- **Exercise requirements**
Skip every picture and transcribe the remaining material exactly.

--- start of Exercise inputs ---

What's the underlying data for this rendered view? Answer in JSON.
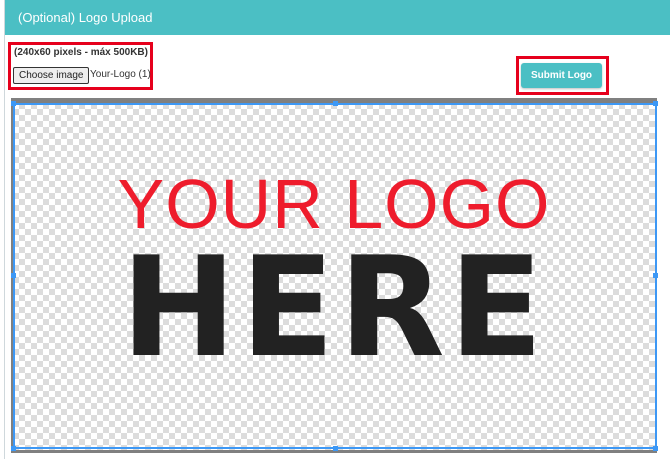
{
  "panel": {
    "title": "(Optional) Logo Upload"
  },
  "upload": {
    "size_hint": "(240x60 pixels - máx 500KB)",
    "choose_label": "Choose image",
    "file_name": "Your-Logo (1)"
  },
  "submit": {
    "label": "Submit Logo"
  },
  "logo_image": {
    "line1": "YOUR LOGO",
    "line2": "HERE"
  },
  "colors": {
    "header": "#4bbfc4",
    "highlight": "#e6001c",
    "crop_frame": "#3d98f5",
    "logo_red": "#ee1c2c",
    "logo_dark": "#222222"
  }
}
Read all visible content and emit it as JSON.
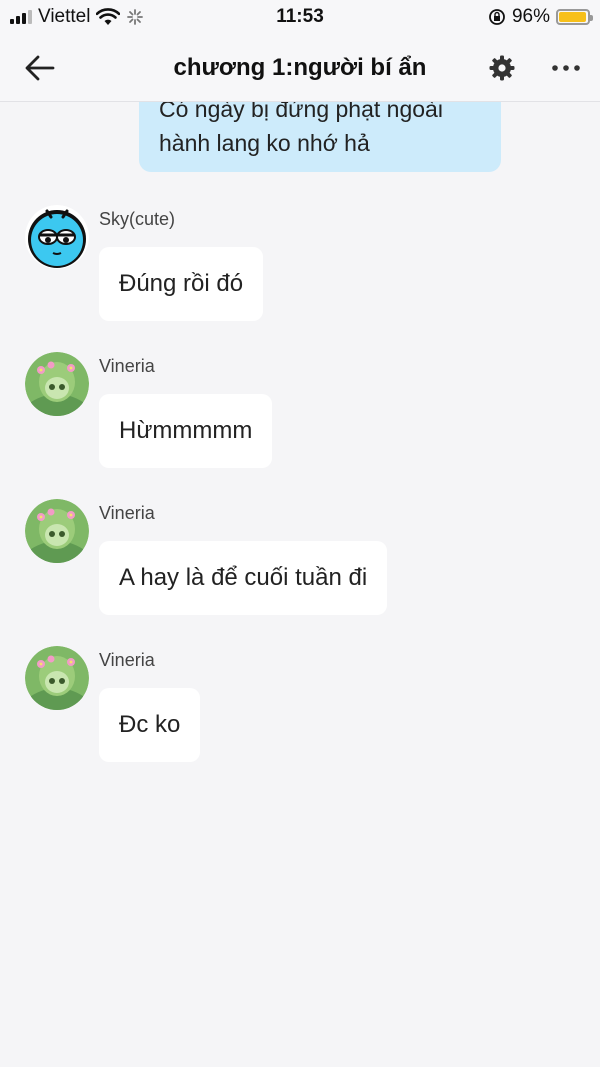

--- end of Exercise inputs ---

- **Result**
What's the underlying data for this rendered view? Answer in JSON.
{
  "panel": {
    "title": "(Optional) Logo Upload"
  },
  "upload": {
    "size_hint": "(240x60 pixels - máx 500KB)",
    "choose_label": "Choose image",
    "file_name": "Your-Logo (1)"
  },
  "submit": {
    "label": "Submit Logo"
  },
  "logo_image": {
    "line1": "YOUR LOGO",
    "line2": "HERE"
  },
  "colors": {
    "header": "#4bbfc4",
    "highlight": "#e6001c",
    "crop_frame": "#3d98f5",
    "logo_red": "#ee1c2c",
    "logo_dark": "#222222"
  }
}
Read all visible content and emit it as JSON.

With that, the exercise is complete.